Problem —
Write out the listing below without alteration, omitting its pictures.

===

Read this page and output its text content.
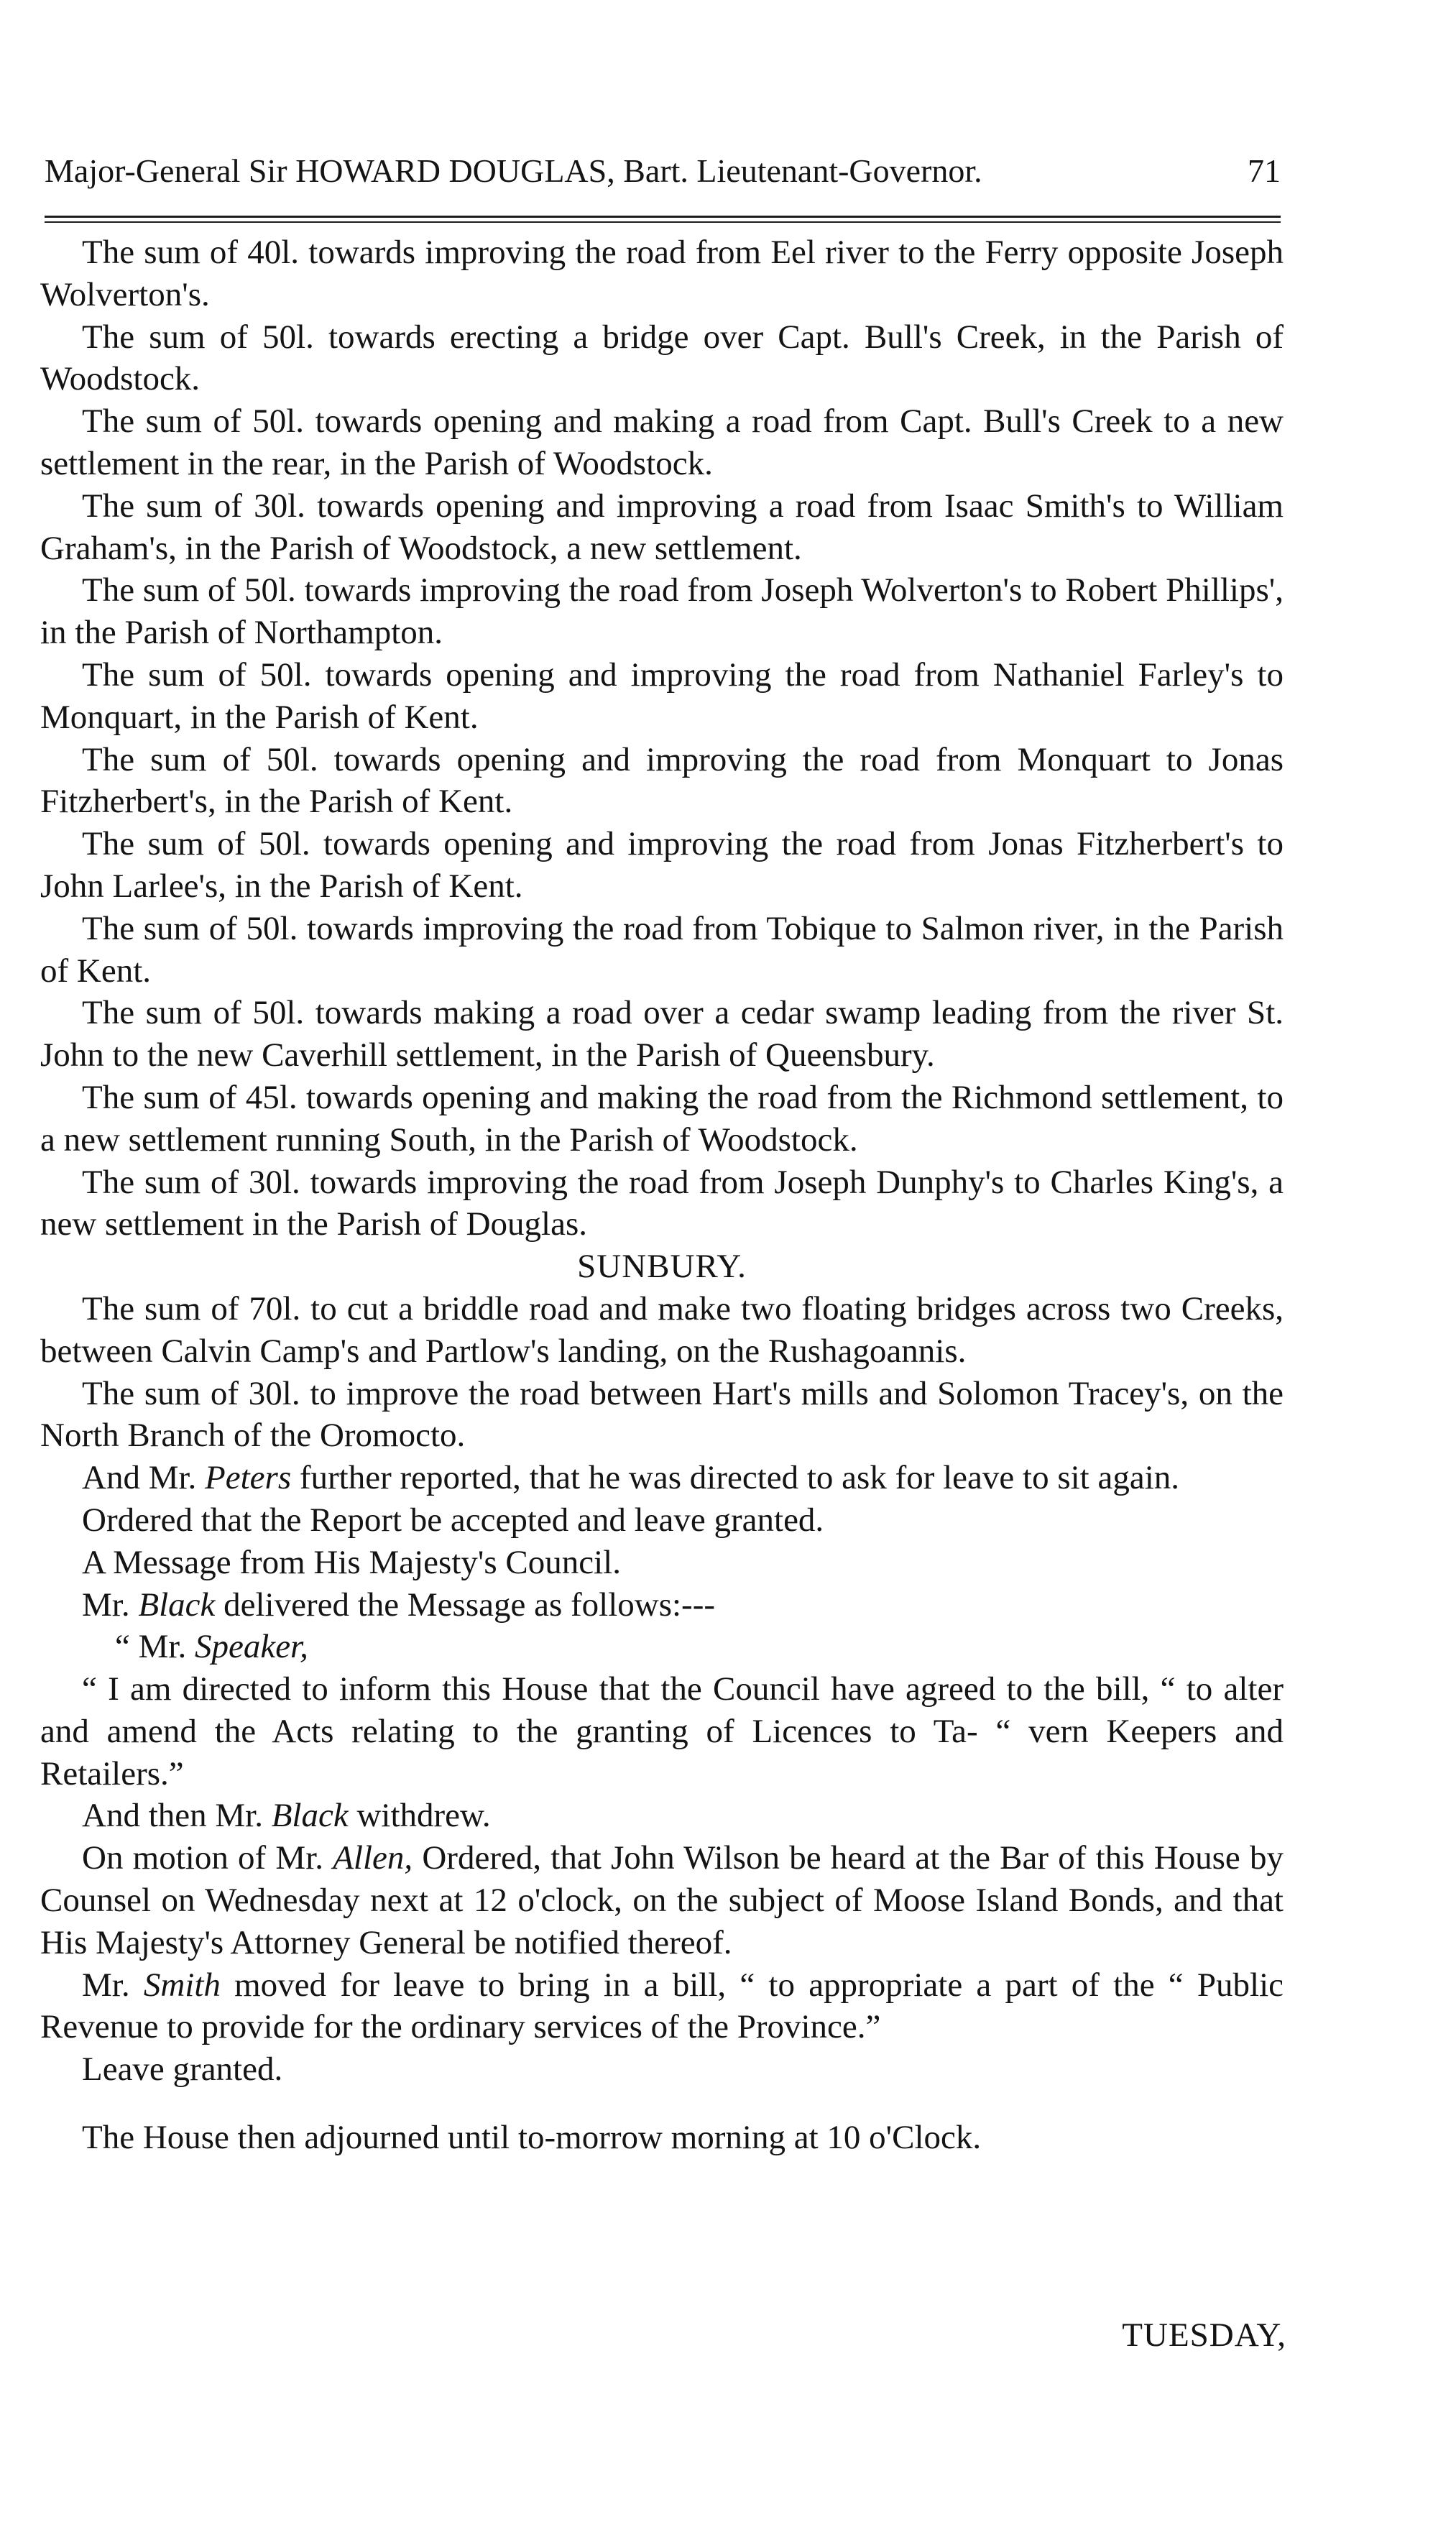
Major-General Sir HOWARD DOUGLAS, Bart. Lieutenant-Governor.	71

The sum of 40l. towards improving the road from Eel river to the Ferry opposite Joseph Wolverton's.

The sum of 50l. towards erecting a bridge over Capt. Bull's Creek, in the Parish of Woodstock.

The sum of 50l. towards opening and making a road from Capt. Bull's Creek to a new settlement in the rear, in the Parish of Woodstock.

The sum of 30l. towards opening and improving a road from Isaac Smith's to William Graham's, in the Parish of Woodstock, a new settlement.

The sum of 50l. towards improving the road from Joseph Wolverton's to Robert Phillips', in the Parish of Northampton.

The sum of 50l. towards opening and improving the road from Nathaniel Farley's to Monquart, in the Parish of Kent.

The sum of 50l. towards opening and improving the road from Monquart to Jonas Fitzherbert's, in the Parish of Kent.

The sum of 50l. towards opening and improving the road from Jonas Fitzherbert's to John Larlee's, in the Parish of Kent.

The sum of 50l. towards improving the road from Tobique to Salmon river, in the Parish of Kent.

The sum of 50l. towards making a road over a cedar swamp leading from the river St. John to the new Caverhill settlement, in the Parish of Queensbury.

The sum of 45l. towards opening and making the road from the Richmond settlement, to a new settlement running South, in the Parish of Woodstock.

The sum of 30l. towards improving the road from Joseph Dunphy's to Charles King's, a new settlement in the Parish of Douglas.

SUNBURY.

The sum of 70l. to cut a briddle road and make two floating bridges across two Creeks, between Calvin Camp's and Partlow's landing, on the Rushagoannis.

The sum of 30l. to improve the road between Hart's mills and Solomon Tracey's, on the North Branch of the Oromocto.

And Mr. Peters further reported, that he was directed to ask for leave to sit again.

Ordered that the Report be accepted and leave granted.

A Message from His Majesty's Council.

Mr. Black delivered the Message as follows:---

“ Mr. Speaker,

“ I am directed to inform this House that the Council have agreed to the bill, “ to alter and amend the Acts relating to the granting of Licences to Ta- “ vern Keepers and Retailers.”

And then Mr. Black withdrew.

On motion of Mr. Allen, Ordered, that John Wilson be heard at the Bar of this House by Counsel on Wednesday next at 12 o'clock, on the subject of Moose Island Bonds, and that His Majesty's Attorney General be notified thereof.

Mr. Smith moved for leave to bring in a bill, “ to appropriate a part of the “ Public Revenue to provide for the ordinary services of the Province.”

Leave granted.

The House then adjourned until to-morrow morning at 10 o'Clock.

TUESDAY,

===

Solution for this problem —
Read this page and output its text content.
Major-General Sir HOWARD DOUGLAS, Bart. Lieutenant-Governor.	71

The sum of 40l. towards improving the road from Eel river to the Ferry opposite Joseph Wolverton's.

The sum of 50l. towards erecting a bridge over Capt. Bull's Creek, in the Parish of Woodstock.

The sum of 50l. towards opening and making a road from Capt. Bull's Creek to a new settlement in the rear, in the Parish of Woodstock.

The sum of 30l. towards opening and improving a road from Isaac Smith's to William Graham's, in the Parish of Woodstock, a new settlement.

The sum of 50l. towards improving the road from Joseph Wolverton's to Robert Phillips', in the Parish of Northampton.

The sum of 50l. towards opening and improving the road from Nathaniel Farley's to Monquart, in the Parish of Kent.

The sum of 50l. towards opening and improving the road from Monquart to Jonas Fitzherbert's, in the Parish of Kent.

The sum of 50l. towards opening and improving the road from Jonas Fitzherbert's to John Larlee's, in the Parish of Kent.

The sum of 50l. towards improving the road from Tobique to Salmon river, in the Parish of Kent.

The sum of 50l. towards making a road over a cedar swamp leading from the river St. John to the new Caverhill settlement, in the Parish of Queensbury.

The sum of 45l. towards opening and making the road from the Richmond settlement, to a new settlement running South, in the Parish of Woodstock.

The sum of 30l. towards improving the road from Joseph Dunphy's to Charles King's, a new settlement in the Parish of Douglas.

SUNBURY.

The sum of 70l. to cut a briddle road and make two floating bridges across two Creeks, between Calvin Camp's and Partlow's landing, on the Rushagoannis.

The sum of 30l. to improve the road between Hart's mills and Solomon Tracey's, on the North Branch of the Oromocto.

And Mr. Peters further reported, that he was directed to ask for leave to sit again.

Ordered that the Report be accepted and leave granted.

A Message from His Majesty's Council.

Mr. Black delivered the Message as follows:---

“ Mr. Speaker,

“ I am directed to inform this House that the Council have agreed to the bill, “ to alter and amend the Acts relating to the granting of Licences to Ta- “ vern Keepers and Retailers.”

And then Mr. Black withdrew.

On motion of Mr. Allen, Ordered, that John Wilson be heard at the Bar of this House by Counsel on Wednesday next at 12 o'clock, on the subject of Moose Island Bonds, and that His Majesty's Attorney General be notified thereof.

Mr. Smith moved for leave to bring in a bill, “ to appropriate a part of the “ Public Revenue to provide for the ordinary services of the Province.”

Leave granted.

The House then adjourned until to-morrow morning at 10 o'Clock.

TUESDAY,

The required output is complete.